• **EXERCISE**: Print the listing in its entirety and exactly, leaving out images.
****
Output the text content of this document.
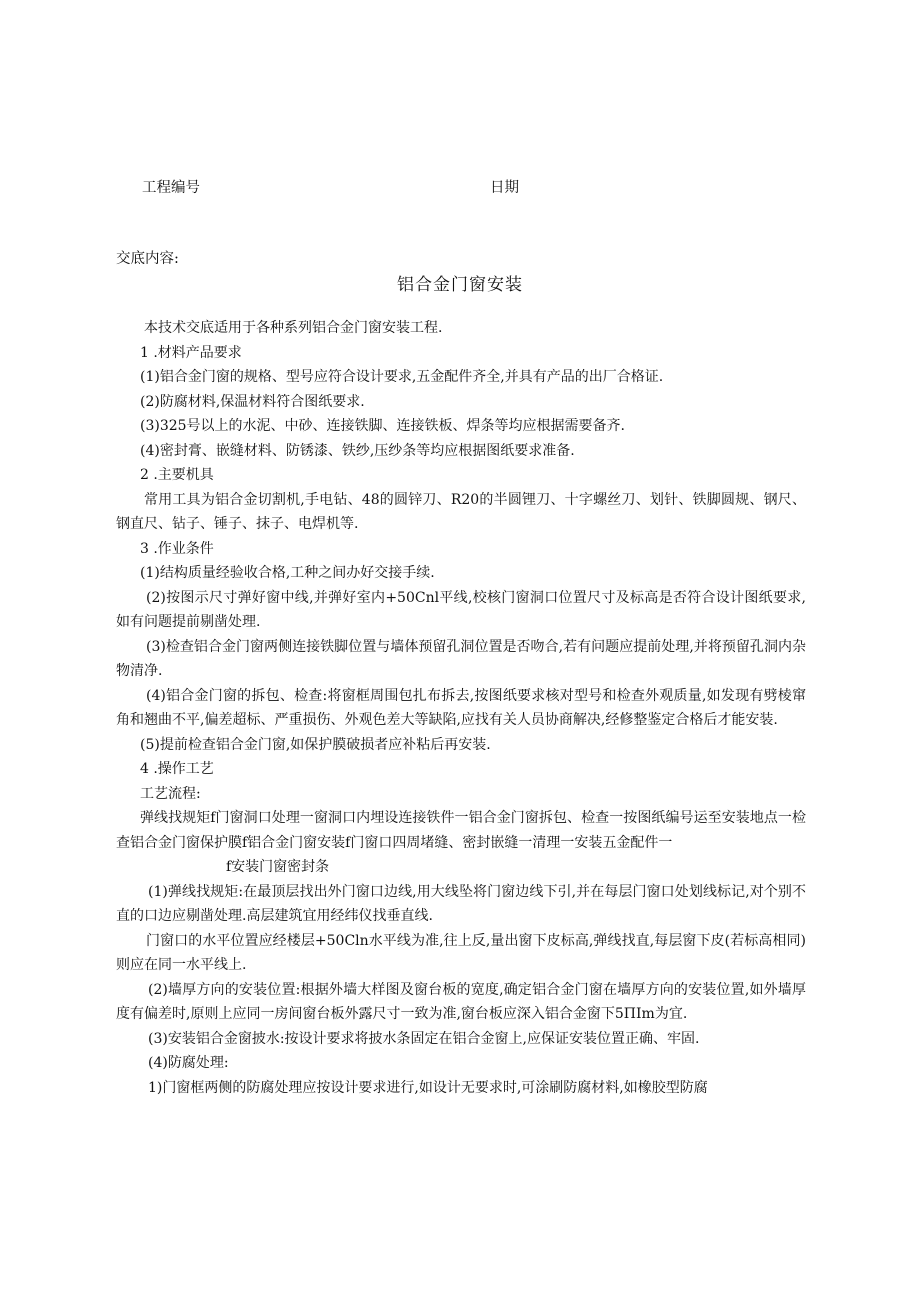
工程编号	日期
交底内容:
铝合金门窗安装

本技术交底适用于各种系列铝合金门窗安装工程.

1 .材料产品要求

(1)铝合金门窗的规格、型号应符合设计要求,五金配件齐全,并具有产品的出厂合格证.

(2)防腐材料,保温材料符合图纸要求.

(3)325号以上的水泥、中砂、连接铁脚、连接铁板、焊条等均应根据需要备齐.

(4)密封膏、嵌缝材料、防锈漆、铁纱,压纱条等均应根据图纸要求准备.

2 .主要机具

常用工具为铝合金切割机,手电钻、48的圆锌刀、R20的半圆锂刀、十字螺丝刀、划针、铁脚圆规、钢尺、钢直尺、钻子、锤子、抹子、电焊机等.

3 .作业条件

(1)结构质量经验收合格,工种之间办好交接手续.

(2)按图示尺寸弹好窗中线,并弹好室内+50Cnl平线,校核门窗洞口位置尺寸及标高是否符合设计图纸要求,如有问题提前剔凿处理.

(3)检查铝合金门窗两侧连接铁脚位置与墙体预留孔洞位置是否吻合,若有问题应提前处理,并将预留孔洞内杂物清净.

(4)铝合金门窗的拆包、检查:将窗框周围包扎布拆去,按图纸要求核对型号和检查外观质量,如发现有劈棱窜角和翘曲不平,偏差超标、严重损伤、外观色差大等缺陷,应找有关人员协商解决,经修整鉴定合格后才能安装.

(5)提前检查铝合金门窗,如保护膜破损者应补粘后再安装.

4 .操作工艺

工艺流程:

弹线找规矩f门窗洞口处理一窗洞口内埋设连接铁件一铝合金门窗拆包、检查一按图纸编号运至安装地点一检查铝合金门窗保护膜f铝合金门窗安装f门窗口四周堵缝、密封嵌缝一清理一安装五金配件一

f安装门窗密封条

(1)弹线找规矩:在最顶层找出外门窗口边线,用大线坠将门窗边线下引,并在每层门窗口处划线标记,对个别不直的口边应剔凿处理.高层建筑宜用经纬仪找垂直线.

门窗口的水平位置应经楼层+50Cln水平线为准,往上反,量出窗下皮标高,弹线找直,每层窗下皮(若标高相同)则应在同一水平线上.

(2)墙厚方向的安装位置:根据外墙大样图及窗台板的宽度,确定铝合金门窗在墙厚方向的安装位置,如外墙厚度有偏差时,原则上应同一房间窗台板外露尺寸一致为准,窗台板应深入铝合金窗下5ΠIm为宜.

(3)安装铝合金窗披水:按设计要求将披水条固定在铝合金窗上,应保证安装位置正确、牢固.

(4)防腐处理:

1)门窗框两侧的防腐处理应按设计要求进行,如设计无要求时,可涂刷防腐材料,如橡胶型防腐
****
• **EXPECTED ANSWER**:
Output the text content of this document.
工程编号	日期
交底内容:
铝合金门窗安装

本技术交底适用于各种系列铝合金门窗安装工程.

1 .材料产品要求

(1)铝合金门窗的规格、型号应符合设计要求,五金配件齐全,并具有产品的出厂合格证.

(2)防腐材料,保温材料符合图纸要求.

(3)325号以上的水泥、中砂、连接铁脚、连接铁板、焊条等均应根据需要备齐.

(4)密封膏、嵌缝材料、防锈漆、铁纱,压纱条等均应根据图纸要求准备.

2 .主要机具

常用工具为铝合金切割机,手电钻、48的圆锌刀、R20的半圆锂刀、十字螺丝刀、划针、铁脚圆规、钢尺、钢直尺、钻子、锤子、抹子、电焊机等.

3 .作业条件

(1)结构质量经验收合格,工种之间办好交接手续.

(2)按图示尺寸弹好窗中线,并弹好室内+50Cnl平线,校核门窗洞口位置尺寸及标高是否符合设计图纸要求,如有问题提前剔凿处理.

(3)检查铝合金门窗两侧连接铁脚位置与墙体预留孔洞位置是否吻合,若有问题应提前处理,并将预留孔洞内杂物清净.

(4)铝合金门窗的拆包、检查:将窗框周围包扎布拆去,按图纸要求核对型号和检查外观质量,如发现有劈棱窜角和翘曲不平,偏差超标、严重损伤、外观色差大等缺陷,应找有关人员协商解决,经修整鉴定合格后才能安装.

(5)提前检查铝合金门窗,如保护膜破损者应补粘后再安装.

4 .操作工艺

工艺流程:

弹线找规矩f门窗洞口处理一窗洞口内埋设连接铁件一铝合金门窗拆包、检查一按图纸编号运至安装地点一检查铝合金门窗保护膜f铝合金门窗安装f门窗口四周堵缝、密封嵌缝一清理一安装五金配件一

f安装门窗密封条

(1)弹线找规矩:在最顶层找出外门窗口边线,用大线坠将门窗边线下引,并在每层门窗口处划线标记,对个别不直的口边应剔凿处理.高层建筑宜用经纬仪找垂直线.

门窗口的水平位置应经楼层+50Cln水平线为准,往上反,量出窗下皮标高,弹线找直,每层窗下皮(若标高相同)则应在同一水平线上.

(2)墙厚方向的安装位置:根据外墙大样图及窗台板的宽度,确定铝合金门窗在墙厚方向的安装位置,如外墙厚度有偏差时,原则上应同一房间窗台板外露尺寸一致为准,窗台板应深入铝合金窗下5ΠIm为宜.

(3)安装铝合金窗披水:按设计要求将披水条固定在铝合金窗上,应保证安装位置正确、牢固.

(4)防腐处理:

1)门窗框两侧的防腐处理应按设计要求进行,如设计无要求时,可涂刷防腐材料,如橡胶型防腐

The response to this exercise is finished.